_YOUR INSTRUCTIONS:_ From the records below, pull each line that has "median".

### ROWS ###

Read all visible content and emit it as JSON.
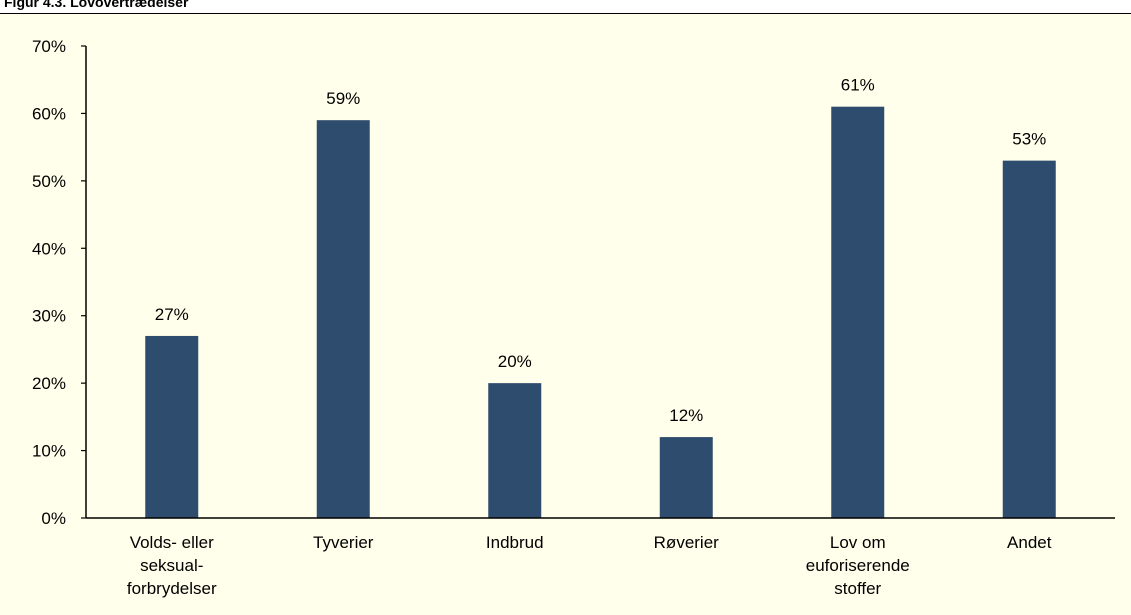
{
  "figure": {
    "title": "Figur 4.3. Lovovertrædelser",
    "background": "#FFFFEB"
  },
  "chart_data": {
    "type": "bar",
    "categories": [
      [
        "Volds- eller",
        "seksual-",
        "forbrydelser"
      ],
      [
        "Tyverier"
      ],
      [
        "Indbrud"
      ],
      [
        "Røverier"
      ],
      [
        "Lov om",
        "euforiserende",
        "stoffer"
      ],
      [
        "Andet"
      ]
    ],
    "values": [
      0.27,
      0.59,
      0.2,
      0.12,
      0.61,
      0.53
    ],
    "data_labels": [
      "27%",
      "59%",
      "20%",
      "12%",
      "61%",
      "53%"
    ],
    "ylim": [
      0,
      0.7
    ],
    "yticks": [
      {
        "value": 0,
        "label": "0%"
      },
      {
        "value": 0.1,
        "label": "10%"
      },
      {
        "value": 0.2,
        "label": "20%"
      },
      {
        "value": 0.3,
        "label": "30%"
      },
      {
        "value": 0.4,
        "label": "40%"
      },
      {
        "value": 0.5,
        "label": "50%"
      },
      {
        "value": 0.6,
        "label": "60%"
      },
      {
        "value": 0.7,
        "label": "70%"
      }
    ],
    "bar_color": "#2E4C6D",
    "axis_color": "#000000",
    "grid": false,
    "legend": "none"
  }
}
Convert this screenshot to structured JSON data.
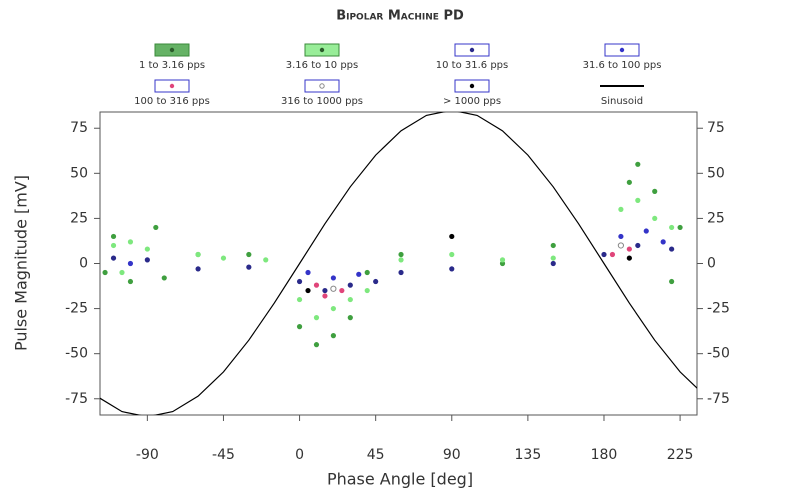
{
  "chart_data": {
    "type": "scatter",
    "title": "Bipolar Machine PD",
    "x_label": "Phase Angle [deg]",
    "y_label": "Pulse Magnitude [mV]",
    "xlim": [
      -118,
      235
    ],
    "ylim": [
      -84,
      84
    ],
    "xticks": [
      -90,
      -45,
      0,
      45,
      90,
      135,
      180,
      225
    ],
    "yticks": [
      -75,
      -50,
      -25,
      0,
      25,
      50,
      75
    ],
    "series": [
      {
        "name": "1 to 3.16 pps",
        "color": "#3f9f3f",
        "x": [
          -115,
          -110,
          -100,
          -85,
          -80,
          -60,
          -30,
          0,
          10,
          20,
          30,
          40,
          60,
          120,
          150,
          195,
          200,
          210,
          220,
          225
        ],
        "values": [
          -5,
          15,
          -10,
          20,
          -8,
          5,
          5,
          -35,
          -45,
          -40,
          -30,
          -5,
          5,
          0,
          10,
          45,
          55,
          40,
          -10,
          20
        ]
      },
      {
        "name": "3.16 to 10 pps",
        "color": "#7ee87e",
        "x": [
          -110,
          -105,
          -100,
          -90,
          -60,
          -45,
          -20,
          0,
          10,
          20,
          30,
          40,
          60,
          90,
          120,
          150,
          190,
          200,
          210,
          220
        ],
        "values": [
          10,
          -5,
          12,
          8,
          5,
          3,
          2,
          -20,
          -30,
          -25,
          -20,
          -15,
          2,
          5,
          2,
          3,
          30,
          35,
          25,
          20
        ]
      },
      {
        "name": "10 to 31.6 pps",
        "color": "#2a2a8a",
        "x": [
          -110,
          -90,
          -60,
          -30,
          0,
          15,
          30,
          45,
          60,
          90,
          150,
          180,
          200,
          220
        ],
        "values": [
          3,
          2,
          -3,
          -2,
          -10,
          -15,
          -12,
          -10,
          -5,
          -3,
          0,
          5,
          10,
          8
        ]
      },
      {
        "name": "31.6 to 100 pps",
        "color": "#3434c8",
        "x": [
          -100,
          5,
          20,
          35,
          190,
          205,
          215
        ],
        "values": [
          0,
          -5,
          -8,
          -6,
          15,
          18,
          12
        ]
      },
      {
        "name": "100 to 316 pps",
        "color": "#e0457a",
        "x": [
          10,
          15,
          25,
          185,
          195
        ],
        "values": [
          -12,
          -18,
          -15,
          5,
          8
        ]
      },
      {
        "name": "316 to 1000 pps",
        "color": "#ffffff",
        "x": [
          20,
          190
        ],
        "values": [
          -14,
          10
        ]
      },
      {
        "name": "> 1000 pps",
        "color": "#000000",
        "x": [
          5,
          90,
          195
        ],
        "values": [
          -15,
          15,
          3
        ]
      },
      {
        "name": "Sinusoid",
        "color": "#000000",
        "line": true,
        "x": [
          -120,
          -105,
          -90,
          -75,
          -60,
          -45,
          -30,
          -15,
          0,
          15,
          30,
          45,
          60,
          75,
          90,
          105,
          120,
          135,
          150,
          165,
          180,
          195,
          210,
          225,
          240
        ],
        "values": [
          -73.6,
          -82.1,
          -85,
          -82.1,
          -73.6,
          -60.1,
          -42.5,
          -22,
          0,
          22,
          42.5,
          60.1,
          73.6,
          82.1,
          85,
          82.1,
          73.6,
          60.1,
          42.5,
          22,
          0,
          -22,
          -42.5,
          -60.1,
          -73.6
        ]
      }
    ]
  }
}
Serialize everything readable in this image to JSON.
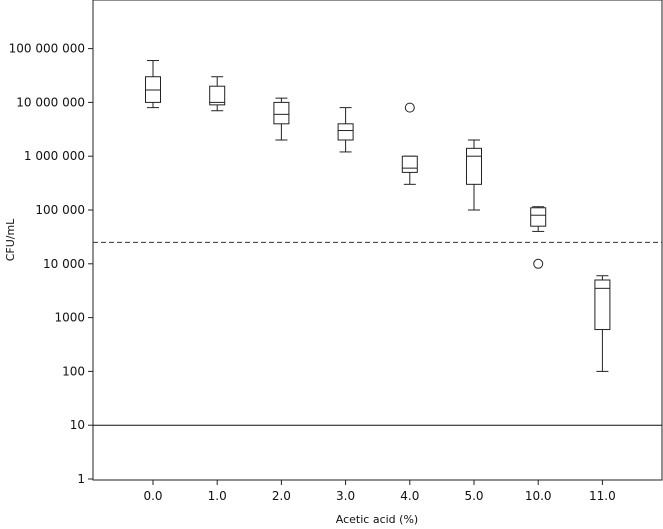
{
  "chart_data": {
    "type": "box",
    "xlabel": "Acetic acid (%)",
    "ylabel": "CFU/mL",
    "yscale": "log",
    "ylim": [
      1,
      1000000000
    ],
    "grid": false,
    "legend": "none",
    "categories": [
      "0.0",
      "1.0",
      "2.0",
      "3.0",
      "4.0",
      "5.0",
      "10.0",
      "11.0"
    ],
    "y_ticks": [
      {
        "value": 1,
        "label": "1"
      },
      {
        "value": 10,
        "label": "10"
      },
      {
        "value": 100,
        "label": "100"
      },
      {
        "value": 1000,
        "label": "1000"
      },
      {
        "value": 10000,
        "label": "10 000"
      },
      {
        "value": 100000,
        "label": "100 000"
      },
      {
        "value": 1000000,
        "label": "1 000 000"
      },
      {
        "value": 10000000,
        "label": "10 000 000"
      },
      {
        "value": 100000000,
        "label": "100 000 000"
      }
    ],
    "boxes": [
      {
        "category": "0.0",
        "min": 8000000,
        "q1": 10000000,
        "median": 17000000,
        "q3": 30000000,
        "max": 60000000,
        "outliers": []
      },
      {
        "category": "1.0",
        "min": 7000000,
        "q1": 9000000,
        "median": 10000000,
        "q3": 20000000,
        "max": 30000000,
        "outliers": []
      },
      {
        "category": "2.0",
        "min": 2000000,
        "q1": 4000000,
        "median": 6000000,
        "q3": 10000000,
        "max": 12000000,
        "outliers": []
      },
      {
        "category": "3.0",
        "min": 1200000,
        "q1": 2000000,
        "median": 3000000,
        "q3": 4000000,
        "max": 8000000,
        "outliers": []
      },
      {
        "category": "4.0",
        "min": 300000,
        "q1": 500000,
        "median": 600000,
        "q3": 1000000,
        "max": 1000000,
        "outliers": [
          8000000
        ]
      },
      {
        "category": "5.0",
        "min": 100000,
        "q1": 300000,
        "median": 1000000,
        "q3": 1400000,
        "max": 2000000,
        "outliers": []
      },
      {
        "category": "10.0",
        "min": 40000,
        "q1": 50000,
        "median": 80000,
        "q3": 110000,
        "max": 115000,
        "outliers": [
          10000
        ]
      },
      {
        "category": "11.0",
        "min": 100,
        "q1": 600,
        "median": 3500,
        "q3": 5000,
        "max": 6000,
        "outliers": []
      }
    ],
    "reference_lines": [
      {
        "value": 25000,
        "style": "dashed",
        "color": "#333333"
      },
      {
        "value": 10,
        "style": "solid",
        "color": "#111111"
      }
    ]
  }
}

###

_EXERCISE RESPONSE:_
        "median": 17000000,
        "median": 10000000,
        "median": 6000000,
        "median": 3000000,
        "median": 600000,
        "median": 1000000,
        "median": 80000,
        "median": 3500,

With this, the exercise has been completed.